▸ What you should do:
In the text about employees going back to the office, why is the requirement for staff to be double or triple vaxxed quietly slipping away at some companies?

The problem though comes in when the circumstances that created the need for everyone to go the extra mile, changed. Now it’s time for employees not to go the extra mile, but to just do what they’re paid to do. In most cases, this just means coming back to work because there are no longer the widespread restrictions and the need for social distancing. Even the much-publicised requirement for staff to be double or triple vaxxed is quietly slipping away at some companies, as the threat of COVID 19 recedes.
But many staff aren’t prepared to go adhere to a back to work policy. They’ve become used to working from home. It’s become a real pleasure to be able to be hands on parent and fetch children from school or take them to extra murals, so much so that some employees are even resisting a back-to-work policy on a hybrid basis for a couple of days a week.
It’s not an immediate problem if the employees are continuing to perform at the levels expected of them, the crisis occurs when employees are under-performing yet still expecting the same kind of one-sided compassion that they experienced over the last two years. Executive search specialist’s see it all the time, it’s a self-defeating attitude because employees who keep finding excuses to delay going back to the office and aren’t performing could very well soon find themselves either facing a disciplinary hearing for refusing a reasonable request – or getting dismissed from work for operational requirements, because employers will just restructure that person out, if needs be.

▸ Information supplied:
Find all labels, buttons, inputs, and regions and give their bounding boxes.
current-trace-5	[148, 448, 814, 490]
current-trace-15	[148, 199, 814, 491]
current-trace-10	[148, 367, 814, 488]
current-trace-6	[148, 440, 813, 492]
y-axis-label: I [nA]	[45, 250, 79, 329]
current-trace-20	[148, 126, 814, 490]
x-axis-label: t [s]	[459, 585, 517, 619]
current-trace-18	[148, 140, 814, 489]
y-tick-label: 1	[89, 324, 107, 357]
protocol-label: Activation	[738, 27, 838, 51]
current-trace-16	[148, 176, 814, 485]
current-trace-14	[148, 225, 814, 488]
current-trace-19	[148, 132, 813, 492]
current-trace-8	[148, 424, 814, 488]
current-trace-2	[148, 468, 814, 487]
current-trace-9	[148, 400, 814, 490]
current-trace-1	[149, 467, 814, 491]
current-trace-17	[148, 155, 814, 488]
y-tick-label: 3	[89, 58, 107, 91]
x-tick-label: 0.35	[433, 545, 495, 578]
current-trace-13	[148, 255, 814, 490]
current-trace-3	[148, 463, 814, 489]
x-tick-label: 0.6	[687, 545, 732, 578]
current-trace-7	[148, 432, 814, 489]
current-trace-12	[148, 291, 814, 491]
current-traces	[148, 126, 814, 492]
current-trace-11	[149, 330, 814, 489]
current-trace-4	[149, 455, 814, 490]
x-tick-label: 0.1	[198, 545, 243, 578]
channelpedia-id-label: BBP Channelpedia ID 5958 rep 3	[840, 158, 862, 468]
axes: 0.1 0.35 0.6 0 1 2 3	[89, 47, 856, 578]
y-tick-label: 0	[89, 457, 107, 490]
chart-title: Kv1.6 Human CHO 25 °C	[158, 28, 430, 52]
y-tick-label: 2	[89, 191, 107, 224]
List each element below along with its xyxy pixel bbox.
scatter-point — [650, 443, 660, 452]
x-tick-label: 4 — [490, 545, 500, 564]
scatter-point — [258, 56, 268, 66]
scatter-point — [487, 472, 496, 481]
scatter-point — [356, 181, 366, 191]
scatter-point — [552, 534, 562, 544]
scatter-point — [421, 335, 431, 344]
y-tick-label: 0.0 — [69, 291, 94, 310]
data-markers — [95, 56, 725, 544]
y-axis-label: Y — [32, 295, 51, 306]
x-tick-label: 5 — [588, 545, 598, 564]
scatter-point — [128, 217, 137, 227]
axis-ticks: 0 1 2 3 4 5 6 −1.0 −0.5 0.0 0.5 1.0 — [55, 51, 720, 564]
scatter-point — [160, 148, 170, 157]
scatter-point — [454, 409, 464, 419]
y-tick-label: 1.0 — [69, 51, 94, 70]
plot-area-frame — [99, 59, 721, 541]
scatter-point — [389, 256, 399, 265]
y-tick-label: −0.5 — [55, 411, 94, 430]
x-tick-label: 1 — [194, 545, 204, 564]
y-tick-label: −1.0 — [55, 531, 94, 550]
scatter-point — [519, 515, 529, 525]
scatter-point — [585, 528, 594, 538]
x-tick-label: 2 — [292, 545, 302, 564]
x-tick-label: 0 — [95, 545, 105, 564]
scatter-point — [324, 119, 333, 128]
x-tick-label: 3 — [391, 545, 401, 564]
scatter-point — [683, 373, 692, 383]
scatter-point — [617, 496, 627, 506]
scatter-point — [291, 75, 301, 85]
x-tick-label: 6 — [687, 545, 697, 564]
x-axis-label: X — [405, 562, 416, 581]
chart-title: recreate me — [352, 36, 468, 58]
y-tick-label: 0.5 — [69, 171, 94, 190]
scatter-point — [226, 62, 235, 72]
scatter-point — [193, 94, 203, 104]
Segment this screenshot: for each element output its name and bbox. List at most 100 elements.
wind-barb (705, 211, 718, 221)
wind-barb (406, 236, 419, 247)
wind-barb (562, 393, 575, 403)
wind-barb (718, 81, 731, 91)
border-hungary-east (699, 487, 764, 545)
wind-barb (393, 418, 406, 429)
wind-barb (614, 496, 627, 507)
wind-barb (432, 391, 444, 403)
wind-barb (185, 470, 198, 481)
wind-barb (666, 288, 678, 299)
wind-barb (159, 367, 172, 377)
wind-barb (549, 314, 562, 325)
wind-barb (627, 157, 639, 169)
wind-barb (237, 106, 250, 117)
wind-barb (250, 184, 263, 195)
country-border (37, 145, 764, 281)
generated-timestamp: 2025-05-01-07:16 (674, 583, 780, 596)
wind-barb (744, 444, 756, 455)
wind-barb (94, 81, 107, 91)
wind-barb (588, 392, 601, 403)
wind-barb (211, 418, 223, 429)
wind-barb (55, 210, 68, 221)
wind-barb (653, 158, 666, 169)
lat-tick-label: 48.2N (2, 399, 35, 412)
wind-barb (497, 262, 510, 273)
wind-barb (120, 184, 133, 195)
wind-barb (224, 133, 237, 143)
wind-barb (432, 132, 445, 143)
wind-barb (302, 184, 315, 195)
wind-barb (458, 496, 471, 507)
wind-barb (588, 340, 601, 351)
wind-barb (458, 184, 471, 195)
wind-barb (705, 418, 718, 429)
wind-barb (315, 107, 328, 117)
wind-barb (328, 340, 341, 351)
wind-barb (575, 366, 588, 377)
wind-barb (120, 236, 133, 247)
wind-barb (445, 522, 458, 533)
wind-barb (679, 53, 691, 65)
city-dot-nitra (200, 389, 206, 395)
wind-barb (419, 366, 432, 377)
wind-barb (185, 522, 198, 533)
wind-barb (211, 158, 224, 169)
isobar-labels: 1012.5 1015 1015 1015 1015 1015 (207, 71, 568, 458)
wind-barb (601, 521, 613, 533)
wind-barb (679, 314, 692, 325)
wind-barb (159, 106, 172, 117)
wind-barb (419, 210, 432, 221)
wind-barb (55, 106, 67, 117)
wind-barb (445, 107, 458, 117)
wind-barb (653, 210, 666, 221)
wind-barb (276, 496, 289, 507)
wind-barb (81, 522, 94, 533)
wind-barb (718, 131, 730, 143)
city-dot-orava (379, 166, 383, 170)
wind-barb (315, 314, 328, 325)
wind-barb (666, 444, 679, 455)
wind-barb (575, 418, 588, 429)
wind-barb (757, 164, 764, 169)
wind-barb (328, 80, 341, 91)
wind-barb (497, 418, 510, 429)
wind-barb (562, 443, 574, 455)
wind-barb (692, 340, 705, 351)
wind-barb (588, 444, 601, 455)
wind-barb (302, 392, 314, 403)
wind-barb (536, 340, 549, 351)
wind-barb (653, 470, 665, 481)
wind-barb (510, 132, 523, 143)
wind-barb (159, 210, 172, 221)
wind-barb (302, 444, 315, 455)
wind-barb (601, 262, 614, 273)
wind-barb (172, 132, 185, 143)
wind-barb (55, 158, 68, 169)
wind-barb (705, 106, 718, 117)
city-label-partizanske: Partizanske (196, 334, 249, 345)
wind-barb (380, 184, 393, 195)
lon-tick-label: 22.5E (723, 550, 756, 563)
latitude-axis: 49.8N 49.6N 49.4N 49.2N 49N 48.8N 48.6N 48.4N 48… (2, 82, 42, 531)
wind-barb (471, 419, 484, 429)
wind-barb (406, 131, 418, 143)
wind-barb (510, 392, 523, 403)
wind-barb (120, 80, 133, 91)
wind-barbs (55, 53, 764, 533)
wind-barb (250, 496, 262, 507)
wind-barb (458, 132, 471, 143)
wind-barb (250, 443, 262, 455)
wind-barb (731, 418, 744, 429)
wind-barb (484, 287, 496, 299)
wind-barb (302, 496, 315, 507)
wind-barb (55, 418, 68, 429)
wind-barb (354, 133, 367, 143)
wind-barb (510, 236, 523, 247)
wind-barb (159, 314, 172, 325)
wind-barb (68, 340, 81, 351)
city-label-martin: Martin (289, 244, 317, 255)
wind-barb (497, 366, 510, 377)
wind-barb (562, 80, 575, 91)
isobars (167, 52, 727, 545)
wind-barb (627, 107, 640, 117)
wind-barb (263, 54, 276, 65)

▸ Exercise response:
Because the threat of COVID 19 is receding.